#### [What the task requires]
Provide the records once more, identical to the original.

— START OF Records for processing —

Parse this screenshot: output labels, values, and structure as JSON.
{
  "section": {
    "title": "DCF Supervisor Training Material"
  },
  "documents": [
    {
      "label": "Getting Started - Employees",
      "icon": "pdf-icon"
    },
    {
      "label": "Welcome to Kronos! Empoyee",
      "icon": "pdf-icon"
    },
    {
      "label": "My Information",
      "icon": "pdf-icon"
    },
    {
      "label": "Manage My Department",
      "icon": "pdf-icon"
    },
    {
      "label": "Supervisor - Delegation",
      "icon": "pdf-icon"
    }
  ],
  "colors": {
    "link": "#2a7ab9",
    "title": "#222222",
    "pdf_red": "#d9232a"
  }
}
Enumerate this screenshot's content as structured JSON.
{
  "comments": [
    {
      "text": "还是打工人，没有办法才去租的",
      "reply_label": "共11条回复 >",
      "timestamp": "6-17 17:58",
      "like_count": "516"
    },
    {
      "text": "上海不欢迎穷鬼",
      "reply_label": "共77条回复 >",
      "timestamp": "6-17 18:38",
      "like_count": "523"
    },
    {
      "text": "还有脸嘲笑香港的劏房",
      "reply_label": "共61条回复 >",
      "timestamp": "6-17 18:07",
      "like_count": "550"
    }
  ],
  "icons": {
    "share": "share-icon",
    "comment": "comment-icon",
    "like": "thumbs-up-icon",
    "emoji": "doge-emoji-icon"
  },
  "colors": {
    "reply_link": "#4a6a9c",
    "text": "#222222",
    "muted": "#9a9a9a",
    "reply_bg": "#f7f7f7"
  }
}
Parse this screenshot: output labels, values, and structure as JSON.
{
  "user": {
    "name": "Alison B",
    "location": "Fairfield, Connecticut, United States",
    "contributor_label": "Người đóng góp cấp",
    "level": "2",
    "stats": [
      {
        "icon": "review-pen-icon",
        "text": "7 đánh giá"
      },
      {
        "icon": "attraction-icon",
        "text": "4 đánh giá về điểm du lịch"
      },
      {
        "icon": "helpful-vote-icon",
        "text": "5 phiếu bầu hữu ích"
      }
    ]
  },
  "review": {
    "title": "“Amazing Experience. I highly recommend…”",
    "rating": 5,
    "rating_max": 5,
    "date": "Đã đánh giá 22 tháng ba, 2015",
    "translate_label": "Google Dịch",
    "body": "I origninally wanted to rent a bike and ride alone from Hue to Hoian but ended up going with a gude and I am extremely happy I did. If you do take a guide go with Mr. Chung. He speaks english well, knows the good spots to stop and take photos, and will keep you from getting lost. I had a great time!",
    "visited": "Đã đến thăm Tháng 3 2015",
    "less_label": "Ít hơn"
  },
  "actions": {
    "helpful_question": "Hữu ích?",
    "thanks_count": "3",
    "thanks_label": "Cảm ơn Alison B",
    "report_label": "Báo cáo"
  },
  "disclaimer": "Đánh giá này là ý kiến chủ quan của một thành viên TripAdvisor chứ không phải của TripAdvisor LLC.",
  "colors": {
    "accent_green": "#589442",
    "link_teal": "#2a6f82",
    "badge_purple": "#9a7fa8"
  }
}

— END OF Records for processing —

#### [Written reply]
Parse this screenshot: output labels, values, and structure as JSON.
{
  "section": {
    "title": "DCF Supervisor Training Material"
  },
  "documents": [
    {
      "label": "Getting Started - Employees",
      "icon": "pdf-icon"
    },
    {
      "label": "Welcome to Kronos! Empoyee",
      "icon": "pdf-icon"
    },
    {
      "label": "My Information",
      "icon": "pdf-icon"
    },
    {
      "label": "Manage My Department",
      "icon": "pdf-icon"
    },
    {
      "label": "Supervisor - Delegation",
      "icon": "pdf-icon"
    }
  ],
  "colors": {
    "link": "#2a7ab9",
    "title": "#222222",
    "pdf_red": "#d9232a"
  }
}
Enumerate this screenshot's content as structured JSON.
{
  "comments": [
    {
      "text": "还是打工人，没有办法才去租的",
      "reply_label": "共11条回复 >",
      "timestamp": "6-17 17:58",
      "like_count": "516"
    },
    {
      "text": "上海不欢迎穷鬼",
      "reply_label": "共77条回复 >",
      "timestamp": "6-17 18:38",
      "like_count": "523"
    },
    {
      "text": "还有脸嘲笑香港的劏房",
      "reply_label": "共61条回复 >",
      "timestamp": "6-17 18:07",
      "like_count": "550"
    }
  ],
  "icons": {
    "share": "share-icon",
    "comment": "comment-icon",
    "like": "thumbs-up-icon",
    "emoji": "doge-emoji-icon"
  },
  "colors": {
    "reply_link": "#4a6a9c",
    "text": "#222222",
    "muted": "#9a9a9a",
    "reply_bg": "#f7f7f7"
  }
}
Parse this screenshot: output labels, values, and structure as JSON.
{
  "user": {
    "name": "Alison B",
    "location": "Fairfield, Connecticut, United States",
    "contributor_label": "Người đóng góp cấp",
    "level": "2",
    "stats": [
      {
        "icon": "review-pen-icon",
        "text": "7 đánh giá"
      },
      {
        "icon": "attraction-icon",
        "text": "4 đánh giá về điểm du lịch"
      },
      {
        "icon": "helpful-vote-icon",
        "text": "5 phiếu bầu hữu ích"
      }
    ]
  },
  "review": {
    "title": "“Amazing Experience. I highly recommend…”",
    "rating": 5,
    "rating_max": 5,
    "date": "Đã đánh giá 22 tháng ba, 2015",
    "translate_label": "Google Dịch",
    "body": "I origninally wanted to rent a bike and ride alone from Hue to Hoian but ended up going with a gude and I am extremely happy I did. If you do take a guide go with Mr. Chung. He speaks english well, knows the good spots to stop and take photos, and will keep you from getting lost. I had a great time!",
    "visited": "Đã đến thăm Tháng 3 2015",
    "less_label": "Ít hơn"
  },
  "actions": {
    "helpful_question": "Hữu ích?",
    "thanks_count": "3",
    "thanks_label": "Cảm ơn Alison B",
    "report_label": "Báo cáo"
  },
  "disclaimer": "Đánh giá này là ý kiến chủ quan của một thành viên TripAdvisor chứ không phải của TripAdvisor LLC.",
  "colors": {
    "accent_green": "#589442",
    "link_teal": "#2a6f82",
    "badge_purple": "#9a7fa8"
  }
}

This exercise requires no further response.